■ TO BE DONE
For each line below that contains the string "والإشراف", copy that line.

■ DATASET EXTRACT
------------------------------------------------

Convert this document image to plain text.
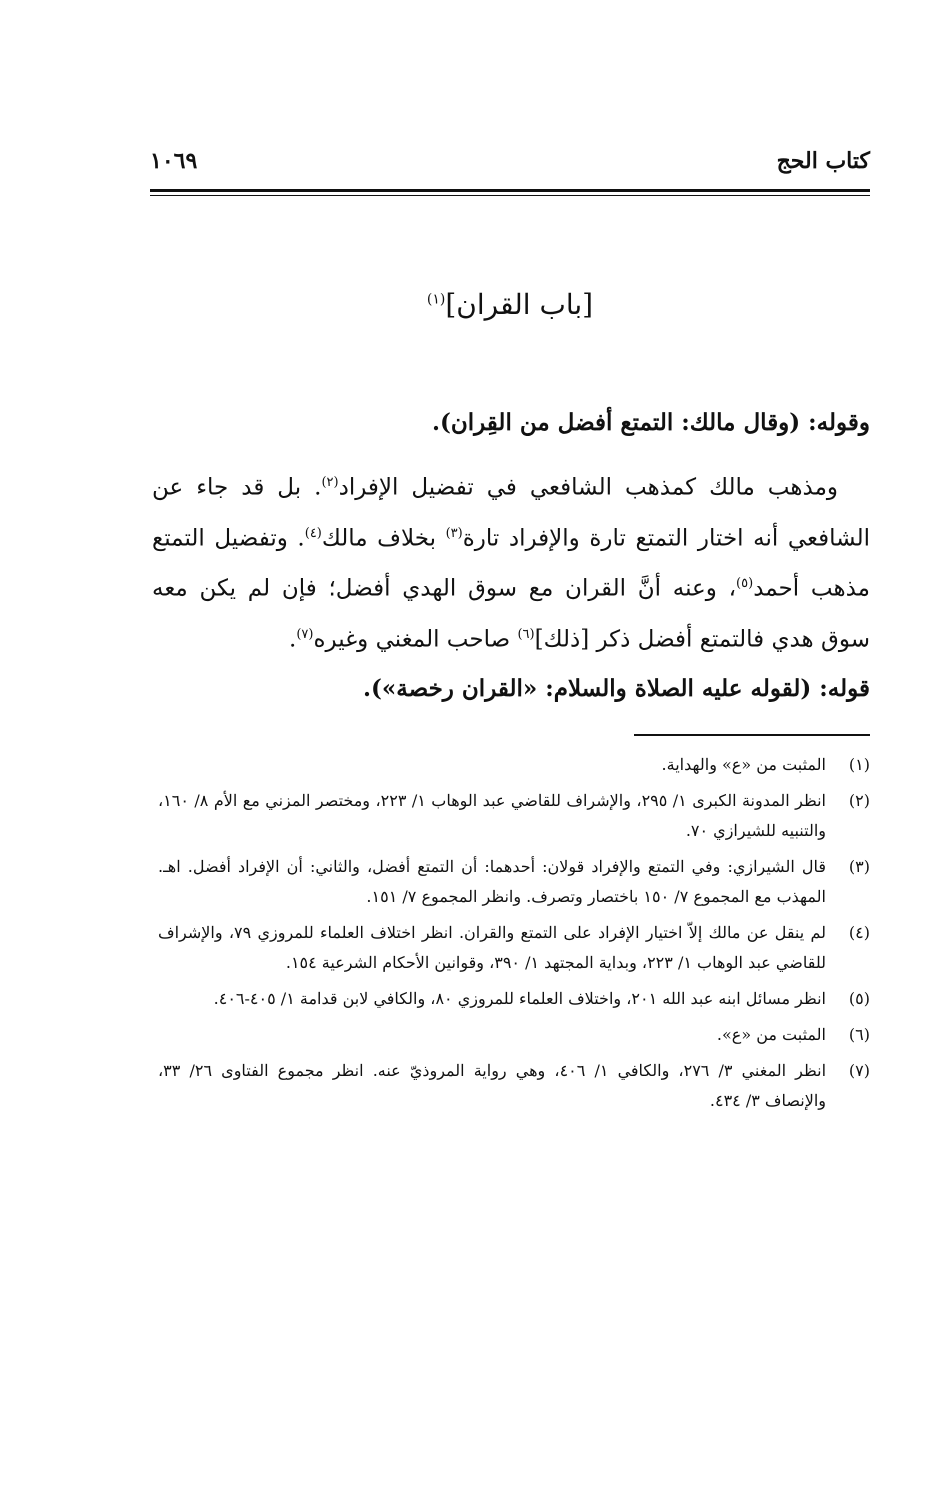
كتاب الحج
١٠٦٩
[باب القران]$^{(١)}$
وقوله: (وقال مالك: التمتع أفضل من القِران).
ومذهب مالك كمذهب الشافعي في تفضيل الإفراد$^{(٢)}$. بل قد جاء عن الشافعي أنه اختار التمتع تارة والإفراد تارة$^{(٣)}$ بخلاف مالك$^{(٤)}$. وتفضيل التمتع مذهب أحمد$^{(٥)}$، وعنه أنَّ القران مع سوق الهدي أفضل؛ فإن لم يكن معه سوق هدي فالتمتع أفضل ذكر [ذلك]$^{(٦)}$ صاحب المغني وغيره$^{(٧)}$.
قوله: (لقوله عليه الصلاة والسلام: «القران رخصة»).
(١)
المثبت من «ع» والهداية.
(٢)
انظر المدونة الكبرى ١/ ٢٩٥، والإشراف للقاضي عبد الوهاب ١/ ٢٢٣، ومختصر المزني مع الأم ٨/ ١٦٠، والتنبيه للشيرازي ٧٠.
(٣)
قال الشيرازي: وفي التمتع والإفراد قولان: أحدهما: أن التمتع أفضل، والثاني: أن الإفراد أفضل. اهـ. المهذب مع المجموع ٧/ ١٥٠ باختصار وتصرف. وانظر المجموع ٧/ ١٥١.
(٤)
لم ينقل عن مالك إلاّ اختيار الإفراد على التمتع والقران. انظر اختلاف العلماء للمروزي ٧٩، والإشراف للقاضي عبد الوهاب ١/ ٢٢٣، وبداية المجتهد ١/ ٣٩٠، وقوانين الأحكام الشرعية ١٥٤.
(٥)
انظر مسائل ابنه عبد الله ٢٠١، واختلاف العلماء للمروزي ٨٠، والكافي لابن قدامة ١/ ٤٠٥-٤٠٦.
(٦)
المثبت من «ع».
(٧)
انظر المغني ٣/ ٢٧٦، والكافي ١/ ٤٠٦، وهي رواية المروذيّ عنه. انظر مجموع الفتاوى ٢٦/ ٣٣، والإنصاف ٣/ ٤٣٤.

------------------------------------------------

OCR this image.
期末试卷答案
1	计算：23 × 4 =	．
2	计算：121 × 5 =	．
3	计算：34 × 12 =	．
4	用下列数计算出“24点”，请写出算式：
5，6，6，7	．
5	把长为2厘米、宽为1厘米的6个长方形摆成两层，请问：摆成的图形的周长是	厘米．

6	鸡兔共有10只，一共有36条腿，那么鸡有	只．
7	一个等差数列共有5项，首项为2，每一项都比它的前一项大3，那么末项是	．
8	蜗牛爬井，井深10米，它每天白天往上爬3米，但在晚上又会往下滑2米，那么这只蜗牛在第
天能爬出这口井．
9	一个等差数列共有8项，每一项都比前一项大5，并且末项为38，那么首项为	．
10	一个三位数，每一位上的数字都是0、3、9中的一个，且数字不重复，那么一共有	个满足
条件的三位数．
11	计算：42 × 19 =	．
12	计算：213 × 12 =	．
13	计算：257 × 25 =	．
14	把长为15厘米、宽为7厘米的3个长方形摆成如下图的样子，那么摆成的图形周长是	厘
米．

------------------------------------------------

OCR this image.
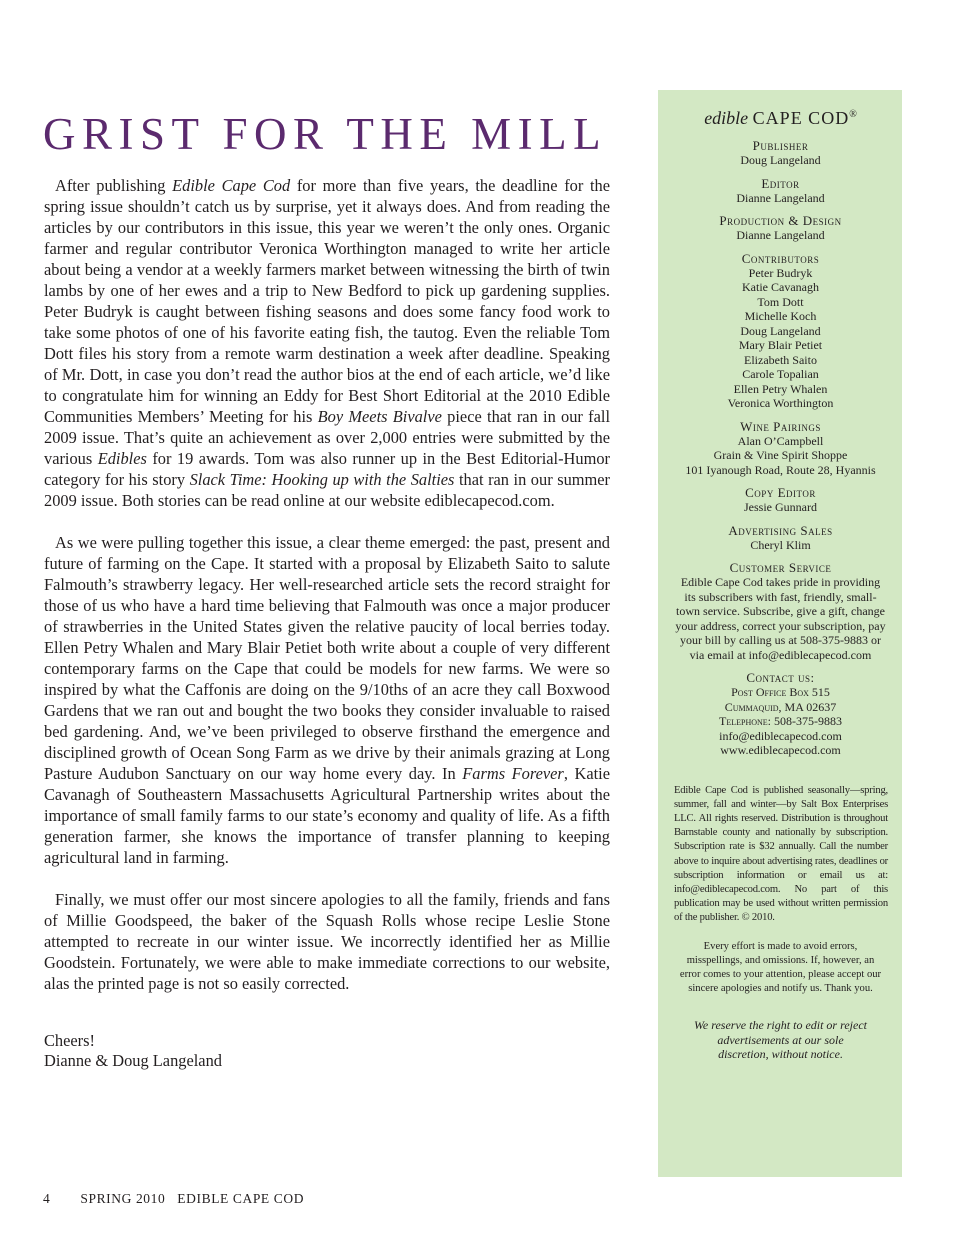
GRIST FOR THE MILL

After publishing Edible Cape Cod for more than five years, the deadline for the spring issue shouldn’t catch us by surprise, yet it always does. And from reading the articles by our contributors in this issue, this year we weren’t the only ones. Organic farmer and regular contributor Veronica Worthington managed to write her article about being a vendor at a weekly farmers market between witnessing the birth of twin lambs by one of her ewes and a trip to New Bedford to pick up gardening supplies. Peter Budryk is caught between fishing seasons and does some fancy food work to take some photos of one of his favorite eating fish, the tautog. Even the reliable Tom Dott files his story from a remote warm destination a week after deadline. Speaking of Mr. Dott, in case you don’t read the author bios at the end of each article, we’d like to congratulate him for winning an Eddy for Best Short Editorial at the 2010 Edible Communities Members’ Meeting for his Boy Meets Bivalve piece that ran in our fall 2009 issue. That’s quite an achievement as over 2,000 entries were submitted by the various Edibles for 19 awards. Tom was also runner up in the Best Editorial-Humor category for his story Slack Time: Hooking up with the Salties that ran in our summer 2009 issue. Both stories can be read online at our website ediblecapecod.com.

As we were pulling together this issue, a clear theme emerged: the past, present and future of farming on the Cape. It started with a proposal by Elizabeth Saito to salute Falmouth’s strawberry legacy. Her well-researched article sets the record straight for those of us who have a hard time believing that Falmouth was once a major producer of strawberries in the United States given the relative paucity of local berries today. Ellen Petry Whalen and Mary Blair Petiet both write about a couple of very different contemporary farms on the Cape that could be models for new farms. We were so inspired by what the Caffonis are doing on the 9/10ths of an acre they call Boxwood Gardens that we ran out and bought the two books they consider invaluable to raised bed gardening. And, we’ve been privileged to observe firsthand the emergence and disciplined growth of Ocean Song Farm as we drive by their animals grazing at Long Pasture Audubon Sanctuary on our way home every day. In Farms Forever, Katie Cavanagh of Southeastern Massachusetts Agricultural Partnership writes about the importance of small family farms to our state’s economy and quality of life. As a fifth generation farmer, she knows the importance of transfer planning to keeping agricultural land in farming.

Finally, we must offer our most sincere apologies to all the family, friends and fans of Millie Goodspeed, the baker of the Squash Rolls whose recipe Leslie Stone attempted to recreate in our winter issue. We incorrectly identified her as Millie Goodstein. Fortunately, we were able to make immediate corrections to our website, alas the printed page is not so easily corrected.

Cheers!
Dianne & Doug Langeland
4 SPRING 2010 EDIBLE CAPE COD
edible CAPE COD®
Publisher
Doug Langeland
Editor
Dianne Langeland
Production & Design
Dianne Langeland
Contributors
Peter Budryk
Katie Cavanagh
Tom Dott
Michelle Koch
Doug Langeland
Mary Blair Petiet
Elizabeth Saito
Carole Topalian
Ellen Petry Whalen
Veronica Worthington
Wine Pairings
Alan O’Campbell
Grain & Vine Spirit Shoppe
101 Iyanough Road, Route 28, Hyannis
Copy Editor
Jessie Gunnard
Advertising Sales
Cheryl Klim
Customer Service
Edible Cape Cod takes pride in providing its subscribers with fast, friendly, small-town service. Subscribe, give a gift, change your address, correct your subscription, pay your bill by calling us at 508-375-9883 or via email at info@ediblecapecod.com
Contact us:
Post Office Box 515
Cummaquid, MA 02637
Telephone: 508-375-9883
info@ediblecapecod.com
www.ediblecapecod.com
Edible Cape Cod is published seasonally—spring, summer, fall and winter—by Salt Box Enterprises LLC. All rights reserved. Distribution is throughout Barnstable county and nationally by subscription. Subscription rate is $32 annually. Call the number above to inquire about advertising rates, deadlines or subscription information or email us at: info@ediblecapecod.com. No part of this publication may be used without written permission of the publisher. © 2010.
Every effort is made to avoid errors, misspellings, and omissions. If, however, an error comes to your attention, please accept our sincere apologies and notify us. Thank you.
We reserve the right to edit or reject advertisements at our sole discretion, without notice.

------------------------------------------------

■ RESULT OF THE EXERCISE
انظر المدونة الكبرى ١/ ٢٩٥، والإشراف للقاضي عبد الوهاب ١/ ٢٢٣، ومختصر المزني مع الأم ٨/ ١٦٠، والتنبيه للشيرازي ٧٠.
لم ينقل عن مالك إلاّ اختيار الإفراد على التمتع والقران. انظر اختلاف العلماء للمروزي ٧٩، والإشراف للقاضي عبد الوهاب ١/ ٢٢٣، وبداية المجتهد ١/ ٣٩٠، وقوانين الأحكام الشرعية ١٥٤.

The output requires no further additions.